WORK TO COMPLETE:
Quote, without change, all of the lines that follow.

= = = = =

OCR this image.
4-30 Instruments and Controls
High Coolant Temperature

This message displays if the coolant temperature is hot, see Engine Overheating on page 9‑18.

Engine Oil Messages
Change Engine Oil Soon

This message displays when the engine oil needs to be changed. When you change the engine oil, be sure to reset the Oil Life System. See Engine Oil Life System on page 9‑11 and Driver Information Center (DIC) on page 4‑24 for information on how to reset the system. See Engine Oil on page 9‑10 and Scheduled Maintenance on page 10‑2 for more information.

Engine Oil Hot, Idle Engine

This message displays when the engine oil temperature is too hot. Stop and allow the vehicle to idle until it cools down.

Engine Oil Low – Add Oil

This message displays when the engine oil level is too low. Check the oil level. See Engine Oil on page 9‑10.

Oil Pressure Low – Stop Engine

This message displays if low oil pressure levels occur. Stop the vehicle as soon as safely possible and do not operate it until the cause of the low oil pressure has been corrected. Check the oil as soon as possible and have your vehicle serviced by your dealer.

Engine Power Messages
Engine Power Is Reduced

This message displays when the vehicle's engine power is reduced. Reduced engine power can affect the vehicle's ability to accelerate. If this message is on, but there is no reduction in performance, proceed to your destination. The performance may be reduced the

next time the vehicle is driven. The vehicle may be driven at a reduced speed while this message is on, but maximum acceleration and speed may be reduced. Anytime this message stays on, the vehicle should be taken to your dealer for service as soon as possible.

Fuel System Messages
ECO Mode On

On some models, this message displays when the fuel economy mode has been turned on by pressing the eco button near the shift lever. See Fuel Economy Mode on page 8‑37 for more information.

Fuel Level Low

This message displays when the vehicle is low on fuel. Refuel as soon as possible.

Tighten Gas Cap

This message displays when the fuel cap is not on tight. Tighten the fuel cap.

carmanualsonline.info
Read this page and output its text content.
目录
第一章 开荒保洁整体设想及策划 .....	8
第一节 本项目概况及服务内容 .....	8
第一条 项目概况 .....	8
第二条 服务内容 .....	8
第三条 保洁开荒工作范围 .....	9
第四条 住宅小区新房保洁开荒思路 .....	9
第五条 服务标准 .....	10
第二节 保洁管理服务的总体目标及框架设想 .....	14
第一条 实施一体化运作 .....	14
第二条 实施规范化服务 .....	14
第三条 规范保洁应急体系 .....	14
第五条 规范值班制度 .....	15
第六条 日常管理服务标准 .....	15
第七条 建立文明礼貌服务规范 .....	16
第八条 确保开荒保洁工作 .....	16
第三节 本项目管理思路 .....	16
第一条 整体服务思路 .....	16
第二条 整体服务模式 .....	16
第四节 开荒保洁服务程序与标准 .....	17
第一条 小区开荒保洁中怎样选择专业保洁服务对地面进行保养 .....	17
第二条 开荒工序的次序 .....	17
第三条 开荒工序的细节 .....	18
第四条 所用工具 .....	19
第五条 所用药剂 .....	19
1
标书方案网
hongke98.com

= = = = =

FULL SOLUTION:
OCR this image.
4-30 Instruments and Controls
High Coolant Temperature

This message displays if the coolant temperature is hot, see Engine Overheating on page 9‑18.

Engine Oil Messages
Change Engine Oil Soon

This message displays when the engine oil needs to be changed. When you change the engine oil, be sure to reset the Oil Life System. See Engine Oil Life System on page 9‑11 and Driver Information Center (DIC) on page 4‑24 for information on how to reset the system. See Engine Oil on page 9‑10 and Scheduled Maintenance on page 10‑2 for more information.

Engine Oil Hot, Idle Engine

This message displays when the engine oil temperature is too hot. Stop and allow the vehicle to idle until it cools down.

Engine Oil Low – Add Oil

This message displays when the engine oil level is too low. Check the oil level. See Engine Oil on page 9‑10.

Oil Pressure Low – Stop Engine

This message displays if low oil pressure levels occur. Stop the vehicle as soon as safely possible and do not operate it until the cause of the low oil pressure has been corrected. Check the oil as soon as possible and have your vehicle serviced by your dealer.

Engine Power Messages
Engine Power Is Reduced

This message displays when the vehicle's engine power is reduced. Reduced engine power can affect the vehicle's ability to accelerate. If this message is on, but there is no reduction in performance, proceed to your destination. The performance may be reduced the

next time the vehicle is driven. The vehicle may be driven at a reduced speed while this message is on, but maximum acceleration and speed may be reduced. Anytime this message stays on, the vehicle should be taken to your dealer for service as soon as possible.

Fuel System Messages
ECO Mode On

On some models, this message displays when the fuel economy mode has been turned on by pressing the eco button near the shift lever. See Fuel Economy Mode on page 8‑37 for more information.

Fuel Level Low

This message displays when the vehicle is low on fuel. Refuel as soon as possible.

Tighten Gas Cap

This message displays when the fuel cap is not on tight. Tighten the fuel cap.

carmanualsonline.info
Read this page and output its text content.
目录
第一章 开荒保洁整体设想及策划 .....	8
第一节 本项目概况及服务内容 .....	8
第一条 项目概况 .....	8
第二条 服务内容 .....	8
第三条 保洁开荒工作范围 .....	9
第四条 住宅小区新房保洁开荒思路 .....	9
第五条 服务标准 .....	10
第二节 保洁管理服务的总体目标及框架设想 .....	14
第一条 实施一体化运作 .....	14
第二条 实施规范化服务 .....	14
第三条 规范保洁应急体系 .....	14
第五条 规范值班制度 .....	15
第六条 日常管理服务标准 .....	15
第七条 建立文明礼貌服务规范 .....	16
第八条 确保开荒保洁工作 .....	16
第三节 本项目管理思路 .....	16
第一条 整体服务思路 .....	16
第二条 整体服务模式 .....	16
第四节 开荒保洁服务程序与标准 .....	17
第一条 小区开荒保洁中怎样选择专业保洁服务对地面进行保养 .....	17
第二条 开荒工序的次序 .....	17
第三条 开荒工序的细节 .....	18
第四条 所用工具 .....	19
第五条 所用药剂 .....	19
1
标书方案网
hongke98.com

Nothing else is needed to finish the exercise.